### SUPPLIED MATERIAL
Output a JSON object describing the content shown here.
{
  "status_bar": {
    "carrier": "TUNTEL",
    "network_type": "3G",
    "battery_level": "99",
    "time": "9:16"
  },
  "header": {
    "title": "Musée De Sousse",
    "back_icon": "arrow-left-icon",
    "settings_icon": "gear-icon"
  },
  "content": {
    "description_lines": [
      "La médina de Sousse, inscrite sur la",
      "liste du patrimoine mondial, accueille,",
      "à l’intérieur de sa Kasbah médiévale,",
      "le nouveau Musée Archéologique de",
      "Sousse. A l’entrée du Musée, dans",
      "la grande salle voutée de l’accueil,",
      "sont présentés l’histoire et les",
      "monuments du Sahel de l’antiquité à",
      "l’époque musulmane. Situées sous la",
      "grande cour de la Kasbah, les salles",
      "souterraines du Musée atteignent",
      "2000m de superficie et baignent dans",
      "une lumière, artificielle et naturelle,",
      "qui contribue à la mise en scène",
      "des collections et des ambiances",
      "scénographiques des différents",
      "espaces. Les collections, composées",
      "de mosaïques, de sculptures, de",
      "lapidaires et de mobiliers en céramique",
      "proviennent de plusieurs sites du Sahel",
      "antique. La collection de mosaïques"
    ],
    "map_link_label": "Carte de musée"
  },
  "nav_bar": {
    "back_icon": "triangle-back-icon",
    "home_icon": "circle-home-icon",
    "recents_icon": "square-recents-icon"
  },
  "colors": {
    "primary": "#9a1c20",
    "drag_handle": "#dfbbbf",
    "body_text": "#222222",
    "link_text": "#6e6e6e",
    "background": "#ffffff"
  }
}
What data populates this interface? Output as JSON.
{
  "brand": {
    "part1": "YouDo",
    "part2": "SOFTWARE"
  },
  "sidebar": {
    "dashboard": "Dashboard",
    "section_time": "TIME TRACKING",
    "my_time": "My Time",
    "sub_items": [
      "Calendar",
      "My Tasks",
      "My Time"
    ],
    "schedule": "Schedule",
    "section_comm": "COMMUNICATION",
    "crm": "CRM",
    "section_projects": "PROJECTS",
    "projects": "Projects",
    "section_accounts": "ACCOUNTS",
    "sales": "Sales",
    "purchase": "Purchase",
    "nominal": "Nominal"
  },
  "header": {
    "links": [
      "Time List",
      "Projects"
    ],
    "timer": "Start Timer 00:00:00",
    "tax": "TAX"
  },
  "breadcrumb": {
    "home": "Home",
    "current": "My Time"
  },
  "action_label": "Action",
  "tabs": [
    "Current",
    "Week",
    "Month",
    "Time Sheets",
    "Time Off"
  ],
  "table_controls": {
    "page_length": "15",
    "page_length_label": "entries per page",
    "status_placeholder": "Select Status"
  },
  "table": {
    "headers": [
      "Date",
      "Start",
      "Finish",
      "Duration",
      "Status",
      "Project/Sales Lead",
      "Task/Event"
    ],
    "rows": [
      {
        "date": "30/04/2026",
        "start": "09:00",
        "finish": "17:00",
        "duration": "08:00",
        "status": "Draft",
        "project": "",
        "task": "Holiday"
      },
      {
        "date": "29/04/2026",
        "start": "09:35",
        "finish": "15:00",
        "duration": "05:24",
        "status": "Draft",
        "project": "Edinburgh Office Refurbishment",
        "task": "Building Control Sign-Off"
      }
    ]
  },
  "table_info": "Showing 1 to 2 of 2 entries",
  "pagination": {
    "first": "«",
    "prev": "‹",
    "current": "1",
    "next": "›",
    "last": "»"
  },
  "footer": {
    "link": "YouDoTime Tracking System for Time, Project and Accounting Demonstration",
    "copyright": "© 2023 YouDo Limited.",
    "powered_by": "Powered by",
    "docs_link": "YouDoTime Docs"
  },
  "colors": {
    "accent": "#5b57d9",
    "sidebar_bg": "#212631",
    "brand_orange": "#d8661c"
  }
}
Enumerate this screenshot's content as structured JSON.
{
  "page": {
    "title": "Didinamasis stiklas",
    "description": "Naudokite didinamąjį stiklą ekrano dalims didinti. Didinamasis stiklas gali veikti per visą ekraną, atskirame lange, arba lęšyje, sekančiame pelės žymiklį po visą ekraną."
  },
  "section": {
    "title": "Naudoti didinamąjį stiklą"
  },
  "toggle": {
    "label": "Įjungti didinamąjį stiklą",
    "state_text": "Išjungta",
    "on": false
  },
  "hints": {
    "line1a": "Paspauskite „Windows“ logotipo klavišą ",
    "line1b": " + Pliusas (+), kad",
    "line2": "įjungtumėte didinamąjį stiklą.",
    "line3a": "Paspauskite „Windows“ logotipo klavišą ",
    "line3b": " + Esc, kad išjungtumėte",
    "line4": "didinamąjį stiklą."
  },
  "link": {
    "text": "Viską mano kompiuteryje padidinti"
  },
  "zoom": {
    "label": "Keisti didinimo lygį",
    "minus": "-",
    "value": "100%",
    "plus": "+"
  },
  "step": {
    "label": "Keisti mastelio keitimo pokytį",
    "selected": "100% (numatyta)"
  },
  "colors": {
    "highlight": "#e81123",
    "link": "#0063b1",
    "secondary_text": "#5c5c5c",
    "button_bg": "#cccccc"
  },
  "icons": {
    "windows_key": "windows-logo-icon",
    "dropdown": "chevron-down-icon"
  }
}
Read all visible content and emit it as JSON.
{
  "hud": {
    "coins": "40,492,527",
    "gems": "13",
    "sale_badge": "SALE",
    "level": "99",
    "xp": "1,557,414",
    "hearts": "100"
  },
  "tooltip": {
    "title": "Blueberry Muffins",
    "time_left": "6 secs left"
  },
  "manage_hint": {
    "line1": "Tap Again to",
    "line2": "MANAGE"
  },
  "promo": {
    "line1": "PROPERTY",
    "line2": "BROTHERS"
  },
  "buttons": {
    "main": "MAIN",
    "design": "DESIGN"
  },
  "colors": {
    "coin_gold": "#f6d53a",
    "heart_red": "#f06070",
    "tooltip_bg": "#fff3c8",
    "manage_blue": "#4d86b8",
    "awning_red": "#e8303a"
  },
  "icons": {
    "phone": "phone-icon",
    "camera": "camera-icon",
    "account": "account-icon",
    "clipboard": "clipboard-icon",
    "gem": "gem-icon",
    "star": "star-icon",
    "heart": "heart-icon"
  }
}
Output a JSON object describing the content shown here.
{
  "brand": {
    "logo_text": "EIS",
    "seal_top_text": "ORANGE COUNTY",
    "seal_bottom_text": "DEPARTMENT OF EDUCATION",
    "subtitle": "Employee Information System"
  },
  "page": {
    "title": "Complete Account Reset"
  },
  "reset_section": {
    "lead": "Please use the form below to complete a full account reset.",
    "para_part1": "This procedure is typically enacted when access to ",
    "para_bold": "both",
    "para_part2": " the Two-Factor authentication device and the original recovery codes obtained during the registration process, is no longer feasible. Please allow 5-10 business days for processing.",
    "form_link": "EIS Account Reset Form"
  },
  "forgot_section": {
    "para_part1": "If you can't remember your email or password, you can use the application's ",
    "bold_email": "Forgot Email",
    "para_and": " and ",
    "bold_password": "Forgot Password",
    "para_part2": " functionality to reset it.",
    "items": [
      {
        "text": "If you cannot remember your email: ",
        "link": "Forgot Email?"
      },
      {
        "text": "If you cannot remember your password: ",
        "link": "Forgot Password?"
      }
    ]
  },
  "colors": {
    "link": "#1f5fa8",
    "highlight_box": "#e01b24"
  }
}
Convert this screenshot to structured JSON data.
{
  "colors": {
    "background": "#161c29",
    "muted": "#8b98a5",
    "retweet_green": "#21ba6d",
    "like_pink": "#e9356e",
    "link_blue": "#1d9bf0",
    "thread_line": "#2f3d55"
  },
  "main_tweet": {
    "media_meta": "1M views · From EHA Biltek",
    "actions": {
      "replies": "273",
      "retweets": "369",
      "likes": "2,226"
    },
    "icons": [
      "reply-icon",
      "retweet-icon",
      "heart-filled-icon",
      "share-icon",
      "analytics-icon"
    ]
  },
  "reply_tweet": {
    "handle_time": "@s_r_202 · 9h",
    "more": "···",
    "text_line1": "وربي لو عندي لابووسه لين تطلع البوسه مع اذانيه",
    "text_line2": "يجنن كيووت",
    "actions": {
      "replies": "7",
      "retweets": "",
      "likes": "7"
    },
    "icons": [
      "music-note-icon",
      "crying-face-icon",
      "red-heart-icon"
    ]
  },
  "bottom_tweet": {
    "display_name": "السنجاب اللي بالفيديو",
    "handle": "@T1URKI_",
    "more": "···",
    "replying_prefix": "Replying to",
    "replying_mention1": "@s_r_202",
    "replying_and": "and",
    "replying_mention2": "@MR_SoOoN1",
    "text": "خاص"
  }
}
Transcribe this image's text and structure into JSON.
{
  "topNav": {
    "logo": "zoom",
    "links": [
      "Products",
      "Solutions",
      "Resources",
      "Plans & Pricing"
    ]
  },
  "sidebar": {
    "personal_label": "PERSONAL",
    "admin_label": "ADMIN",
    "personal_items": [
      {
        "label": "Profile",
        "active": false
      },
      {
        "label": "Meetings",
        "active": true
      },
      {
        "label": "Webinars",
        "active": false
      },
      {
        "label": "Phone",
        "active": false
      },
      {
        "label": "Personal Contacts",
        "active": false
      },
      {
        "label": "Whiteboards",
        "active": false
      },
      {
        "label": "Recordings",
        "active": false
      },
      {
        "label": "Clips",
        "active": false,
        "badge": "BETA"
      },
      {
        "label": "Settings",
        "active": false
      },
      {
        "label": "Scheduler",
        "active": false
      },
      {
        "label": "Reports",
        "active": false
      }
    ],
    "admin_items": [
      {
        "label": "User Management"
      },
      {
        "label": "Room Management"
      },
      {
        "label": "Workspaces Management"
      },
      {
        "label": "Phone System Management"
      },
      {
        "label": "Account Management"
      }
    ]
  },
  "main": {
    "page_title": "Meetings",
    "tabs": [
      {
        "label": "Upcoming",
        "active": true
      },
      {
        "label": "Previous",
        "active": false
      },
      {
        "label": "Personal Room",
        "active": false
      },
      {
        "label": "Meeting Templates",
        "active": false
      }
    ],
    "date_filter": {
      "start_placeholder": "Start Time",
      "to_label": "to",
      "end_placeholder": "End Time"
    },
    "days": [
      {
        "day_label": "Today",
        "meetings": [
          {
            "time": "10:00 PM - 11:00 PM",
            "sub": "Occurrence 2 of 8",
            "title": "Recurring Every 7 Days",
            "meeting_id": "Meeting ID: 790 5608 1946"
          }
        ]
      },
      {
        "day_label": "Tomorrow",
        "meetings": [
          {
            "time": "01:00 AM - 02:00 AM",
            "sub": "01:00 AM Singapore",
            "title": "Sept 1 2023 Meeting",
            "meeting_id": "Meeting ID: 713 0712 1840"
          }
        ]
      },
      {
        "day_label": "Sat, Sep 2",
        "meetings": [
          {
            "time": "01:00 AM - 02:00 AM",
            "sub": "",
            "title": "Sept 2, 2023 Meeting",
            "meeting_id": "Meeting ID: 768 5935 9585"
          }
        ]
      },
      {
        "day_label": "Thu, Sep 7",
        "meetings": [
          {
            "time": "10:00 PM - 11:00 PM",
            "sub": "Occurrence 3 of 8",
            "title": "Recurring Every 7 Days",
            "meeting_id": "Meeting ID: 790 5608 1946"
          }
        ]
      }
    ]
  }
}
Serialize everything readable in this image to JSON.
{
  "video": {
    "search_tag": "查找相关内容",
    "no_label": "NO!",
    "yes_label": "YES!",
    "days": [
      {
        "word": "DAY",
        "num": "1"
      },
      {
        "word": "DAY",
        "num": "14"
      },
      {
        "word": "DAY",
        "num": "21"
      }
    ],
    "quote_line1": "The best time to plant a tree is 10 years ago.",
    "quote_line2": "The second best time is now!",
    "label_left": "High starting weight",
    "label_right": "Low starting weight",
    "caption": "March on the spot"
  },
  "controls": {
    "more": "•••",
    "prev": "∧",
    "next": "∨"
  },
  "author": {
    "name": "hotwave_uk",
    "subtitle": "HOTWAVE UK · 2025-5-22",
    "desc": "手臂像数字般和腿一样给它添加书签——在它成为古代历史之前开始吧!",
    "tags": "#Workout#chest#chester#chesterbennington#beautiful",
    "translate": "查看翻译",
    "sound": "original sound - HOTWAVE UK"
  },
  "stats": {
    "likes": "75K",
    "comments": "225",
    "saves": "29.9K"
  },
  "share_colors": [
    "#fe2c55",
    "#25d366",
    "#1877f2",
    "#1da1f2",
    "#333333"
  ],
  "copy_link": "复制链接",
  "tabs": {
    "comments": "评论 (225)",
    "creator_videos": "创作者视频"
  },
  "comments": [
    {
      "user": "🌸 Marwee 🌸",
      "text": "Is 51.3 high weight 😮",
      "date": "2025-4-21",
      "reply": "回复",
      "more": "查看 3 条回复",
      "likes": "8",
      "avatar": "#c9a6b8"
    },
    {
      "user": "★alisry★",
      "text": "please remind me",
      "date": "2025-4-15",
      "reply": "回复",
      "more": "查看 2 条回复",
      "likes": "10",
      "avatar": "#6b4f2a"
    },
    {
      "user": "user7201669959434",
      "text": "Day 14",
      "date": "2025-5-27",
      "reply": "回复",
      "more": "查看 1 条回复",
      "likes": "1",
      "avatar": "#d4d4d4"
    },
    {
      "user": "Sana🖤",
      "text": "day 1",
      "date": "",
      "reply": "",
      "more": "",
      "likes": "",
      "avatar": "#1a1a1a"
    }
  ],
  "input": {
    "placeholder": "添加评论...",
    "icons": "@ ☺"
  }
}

### EXERCISE GOAL
Scan the listing above for the word "structured" and show each line where it is found.

### EXERCISE SOLUTION
Enumerate this screenshot's content as structured JSON.
Convert this screenshot to structured JSON data.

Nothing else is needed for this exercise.